> **Records for this exercise**:
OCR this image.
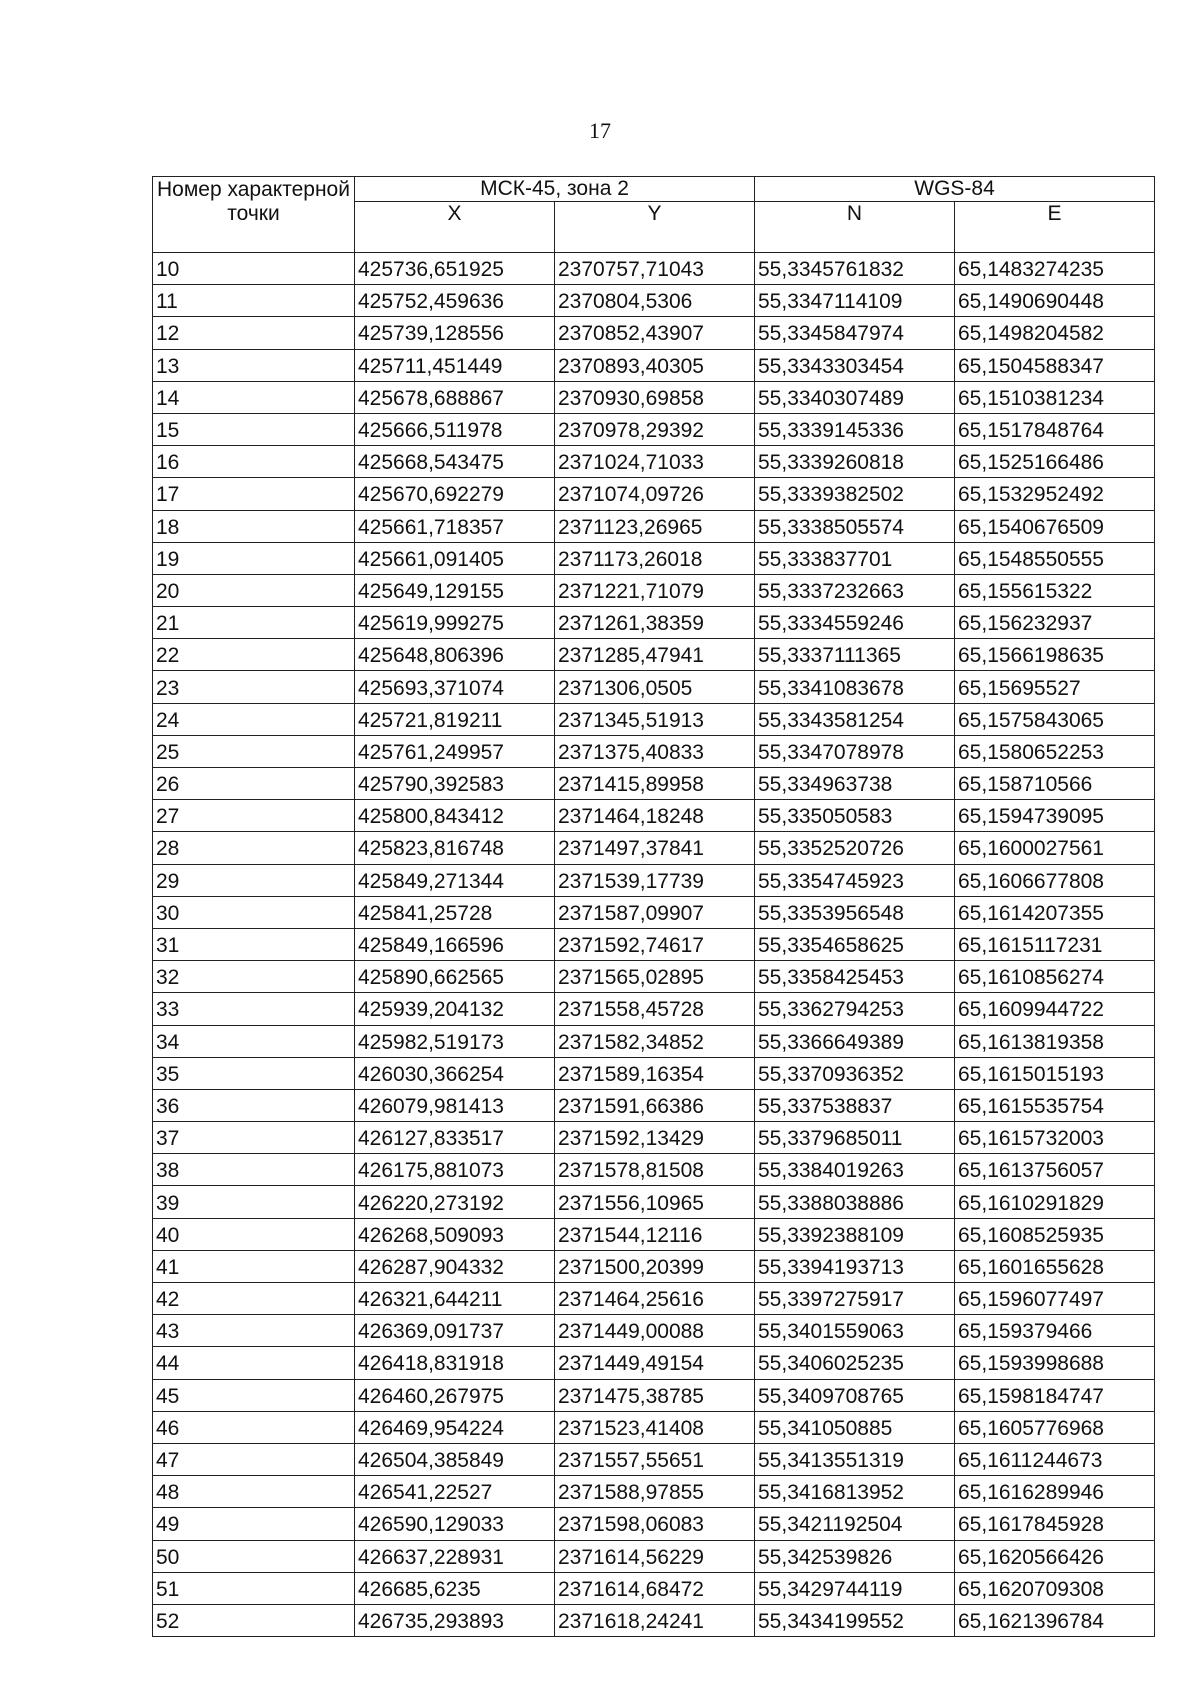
17
Номер характерной точки	МСК-45, зона 2		WGS-84	
	X	Y	N	E
10	425736,651925	2370757,71043	55,3345761832	65,1483274235
11	425752,459636	2370804,5306	55,3347114109	65,1490690448
12	425739,128556	2370852,43907	55,3345847974	65,1498204582
13	425711,451449	2370893,40305	55,3343303454	65,1504588347
14	425678,688867	2370930,69858	55,3340307489	65,1510381234
15	425666,511978	2370978,29392	55,3339145336	65,1517848764
16	425668,543475	2371024,71033	55,3339260818	65,1525166486
17	425670,692279	2371074,09726	55,3339382502	65,1532952492
18	425661,718357	2371123,26965	55,3338505574	65,1540676509
19	425661,091405	2371173,26018	55,333837701	65,1548550555
20	425649,129155	2371221,71079	55,3337232663	65,155615322
21	425619,999275	2371261,38359	55,3334559246	65,156232937
22	425648,806396	2371285,47941	55,3337111365	65,1566198635
23	425693,371074	2371306,0505	55,3341083678	65,15695527
24	425721,819211	2371345,51913	55,3343581254	65,1575843065
25	425761,249957	2371375,40833	55,3347078978	65,1580652253
26	425790,392583	2371415,89958	55,334963738	65,158710566
27	425800,843412	2371464,18248	55,335050583	65,1594739095
28	425823,816748	2371497,37841	55,3352520726	65,1600027561
29	425849,271344	2371539,17739	55,3354745923	65,1606677808
30	425841,25728	2371587,09907	55,3353956548	65,1614207355
31	425849,166596	2371592,74617	55,3354658625	65,1615117231
32	425890,662565	2371565,02895	55,3358425453	65,1610856274
33	425939,204132	2371558,45728	55,3362794253	65,1609944722
34	425982,519173	2371582,34852	55,3366649389	65,1613819358
35	426030,366254	2371589,16354	55,3370936352	65,1615015193
36	426079,981413	2371591,66386	55,337538837	65,1615535754
37	426127,833517	2371592,13429	55,3379685011	65,1615732003
38	426175,881073	2371578,81508	55,3384019263	65,1613756057
39	426220,273192	2371556,10965	55,3388038886	65,1610291829
40	426268,509093	2371544,12116	55,3392388109	65,1608525935
41	426287,904332	2371500,20399	55,3394193713	65,1601655628
42	426321,644211	2371464,25616	55,3397275917	65,1596077497
43	426369,091737	2371449,00088	55,3401559063	65,159379466
44	426418,831918	2371449,49154	55,3406025235	65,1593998688
45	426460,267975	2371475,38785	55,3409708765	65,1598184747
46	426469,954224	2371523,41408	55,341050885	65,1605776968
47	426504,385849	2371557,55651	55,3413551319	65,1611244673
48	426541,22527	2371588,97855	55,3416813952	65,1616289946
49	426590,129033	2371598,06083	55,3421192504	65,1617845928
50	426637,228931	2371614,56229	55,342539826	65,1620566426
51	426685,6235	2371614,68472	55,3429744119	65,1620709308
52	426735,293893	2371618,24241	55,3434199552	65,1621396784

> **Instruction**: Write out the entries above verbatim; the pictures do not belong in your copy.

> **Full output**:
OCR this image.
17
Номер характерной точки	МСК-45, зона 2		WGS-84	
	X	Y	N	E
10	425736,651925	2370757,71043	55,3345761832	65,1483274235
11	425752,459636	2370804,5306	55,3347114109	65,1490690448
12	425739,128556	2370852,43907	55,3345847974	65,1498204582
13	425711,451449	2370893,40305	55,3343303454	65,1504588347
14	425678,688867	2370930,69858	55,3340307489	65,1510381234
15	425666,511978	2370978,29392	55,3339145336	65,1517848764
16	425668,543475	2371024,71033	55,3339260818	65,1525166486
17	425670,692279	2371074,09726	55,3339382502	65,1532952492
18	425661,718357	2371123,26965	55,3338505574	65,1540676509
19	425661,091405	2371173,26018	55,333837701	65,1548550555
20	425649,129155	2371221,71079	55,3337232663	65,155615322
21	425619,999275	2371261,38359	55,3334559246	65,156232937
22	425648,806396	2371285,47941	55,3337111365	65,1566198635
23	425693,371074	2371306,0505	55,3341083678	65,15695527
24	425721,819211	2371345,51913	55,3343581254	65,1575843065
25	425761,249957	2371375,40833	55,3347078978	65,1580652253
26	425790,392583	2371415,89958	55,334963738	65,158710566
27	425800,843412	2371464,18248	55,335050583	65,1594739095
28	425823,816748	2371497,37841	55,3352520726	65,1600027561
29	425849,271344	2371539,17739	55,3354745923	65,1606677808
30	425841,25728	2371587,09907	55,3353956548	65,1614207355
31	425849,166596	2371592,74617	55,3354658625	65,1615117231
32	425890,662565	2371565,02895	55,3358425453	65,1610856274
33	425939,204132	2371558,45728	55,3362794253	65,1609944722
34	425982,519173	2371582,34852	55,3366649389	65,1613819358
35	426030,366254	2371589,16354	55,3370936352	65,1615015193
36	426079,981413	2371591,66386	55,337538837	65,1615535754
37	426127,833517	2371592,13429	55,3379685011	65,1615732003
38	426175,881073	2371578,81508	55,3384019263	65,1613756057
39	426220,273192	2371556,10965	55,3388038886	65,1610291829
40	426268,509093	2371544,12116	55,3392388109	65,1608525935
41	426287,904332	2371500,20399	55,3394193713	65,1601655628
42	426321,644211	2371464,25616	55,3397275917	65,1596077497
43	426369,091737	2371449,00088	55,3401559063	65,159379466
44	426418,831918	2371449,49154	55,3406025235	65,1593998688
45	426460,267975	2371475,38785	55,3409708765	65,1598184747
46	426469,954224	2371523,41408	55,341050885	65,1605776968
47	426504,385849	2371557,55651	55,3413551319	65,1611244673
48	426541,22527	2371588,97855	55,3416813952	65,1616289946
49	426590,129033	2371598,06083	55,3421192504	65,1617845928
50	426637,228931	2371614,56229	55,342539826	65,1620566426
51	426685,6235	2371614,68472	55,3429744119	65,1620709308
52	426735,293893	2371618,24241	55,3434199552	65,1621396784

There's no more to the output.